- _Goal_
Copy each line in which the string "liÖu" occurs.

- - - - - - -

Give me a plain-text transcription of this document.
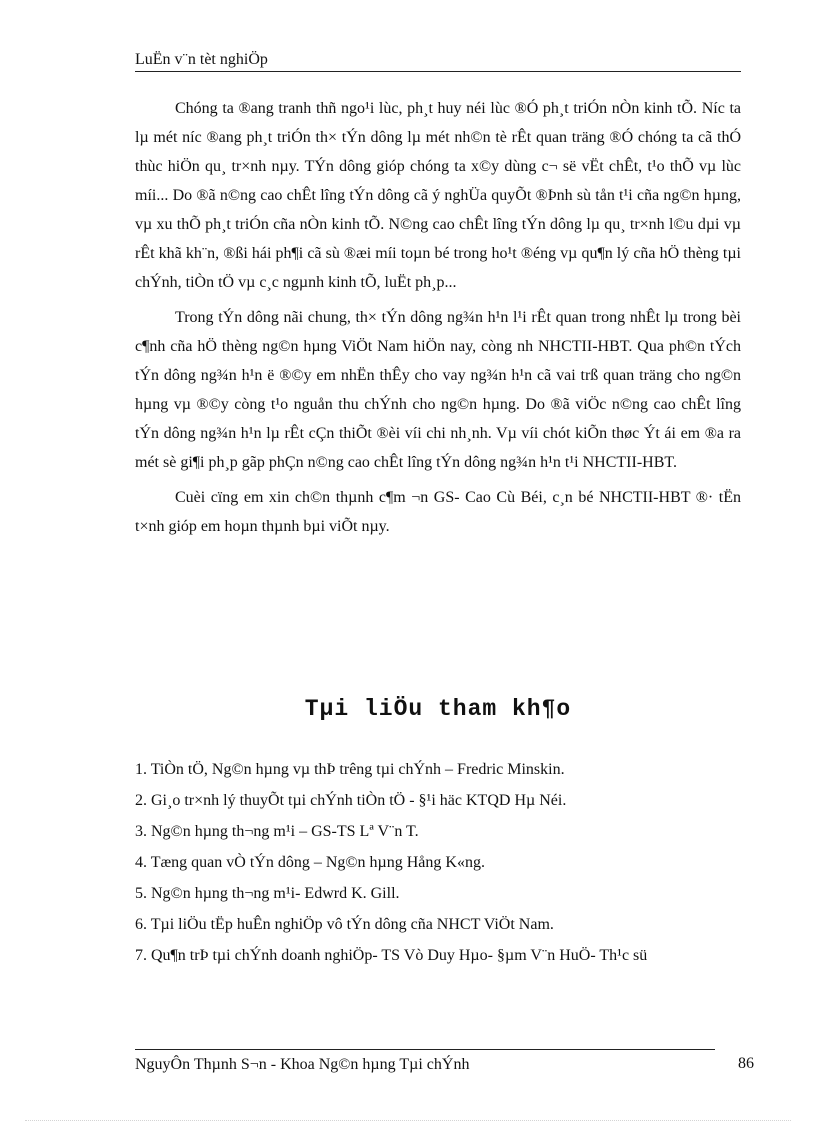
LuËn v¨n tèt nghiÖp

Chóng ta ®ang tranh thñ ngo¹i lùc, ph¸t huy néi lùc ®Ó ph¸t triÓn nÒn kinh tÕ. Níc ta lµ mét níc ®ang ph¸t triÓn th× tÝn dông lµ mét nh©n tè rÊt quan träng ®Ó chóng ta cã thÓ thùc hiÖn qu¸ tr×nh nµy. TÝn dông gióp chóng ta x©y dùng c¬ së vËt chÊt, t¹o thÕ vµ lùc míi... Do ®ã n©ng cao chÊt lîng tÝn dông cã ý nghÜa quyÕt ®Þnh sù tån t¹i cña ng©n hµng, vµ xu thÕ ph¸t triÓn cña nÒn kinh tÕ. N©ng cao chÊt lîng tÝn dông lµ qu¸ tr×nh l©u dµi vµ rÊt khã kh¨n, ®ßi hái ph¶i cã sù ®æi míi toµn bé trong ho¹t ®éng vµ qu¶n lý cña hÖ thèng tµi chÝnh, tiÒn tÖ vµ c¸c ngµnh kinh tÕ, luËt ph¸p...

Trong tÝn dông nãi chung, th× tÝn dông ng¾n h¹n l¹i rÊt quan trong nhÊt lµ trong bèi c¶nh cña hÖ thèng ng©n hµng ViÖt Nam hiÖn nay, còng nh NHCTII-HBT. Qua ph©n tÝch tÝn dông ng¾n h¹n ë ®©y em nhËn thÊy cho vay ng¾n h¹n cã vai trß quan träng cho ng©n hµng vµ ®©y còng t¹o nguån thu chÝnh cho ng©n hµng. Do ®ã viÖc n©ng cao chÊt lîng tÝn dông ng¾n h¹n lµ rÊt cÇn thiÕt ®èi víi chi nh¸nh. Vµ víi chót kiÕn thøc Ýt ái em ®a ra mét sè gi¶i ph¸p gãp phÇn n©ng cao chÊt lîng tÝn dông ng¾n h¹n t¹i NHCTII-HBT.

Cuèi cïng em xin ch©n thµnh c¶m ¬n GS- Cao Cù Béi, c¸n bé NHCTII-HBT ®· tËn t×nh gióp em hoµn thµnh bµi viÕt nµy.

Tµi liÖu tham kh¶o
1. TiÒn tÖ, Ng©n hµng vµ thÞ trêng tµi chÝnh – Fredric Minskin.
2. Gi¸o tr×nh lý thuyÕt tµi chÝnh tiÒn tÖ - §¹i häc KTQD Hµ Néi.
3. Ng©n hµng th¬ng m¹i – GS-TS Lª V¨n T.
4. Tæng quan vÒ tÝn dông – Ng©n hµng Hång K«ng.
5. Ng©n hµng th¬ng m¹i- Edwrd K. Gill.
6. Tµi liÖu tËp huÊn nghiÖp vô tÝn dông cña NHCT ViÖt Nam.
7. Qu¶n trÞ tµi chÝnh doanh nghiÖp- TS Vò Duy Hµo- §µm V¨n HuÖ- Th¹c sü
NguyÔn Thµnh S¬n - Khoa Ng©n hµng Tµi chÝnh	86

- - - - - - -

- _Solution for this exercise_
Tµi liÖu tham kh¶o
6. Tµi liÖu tËp huÊn nghiÖp vô tÝn dông cña NHCT ViÖt Nam.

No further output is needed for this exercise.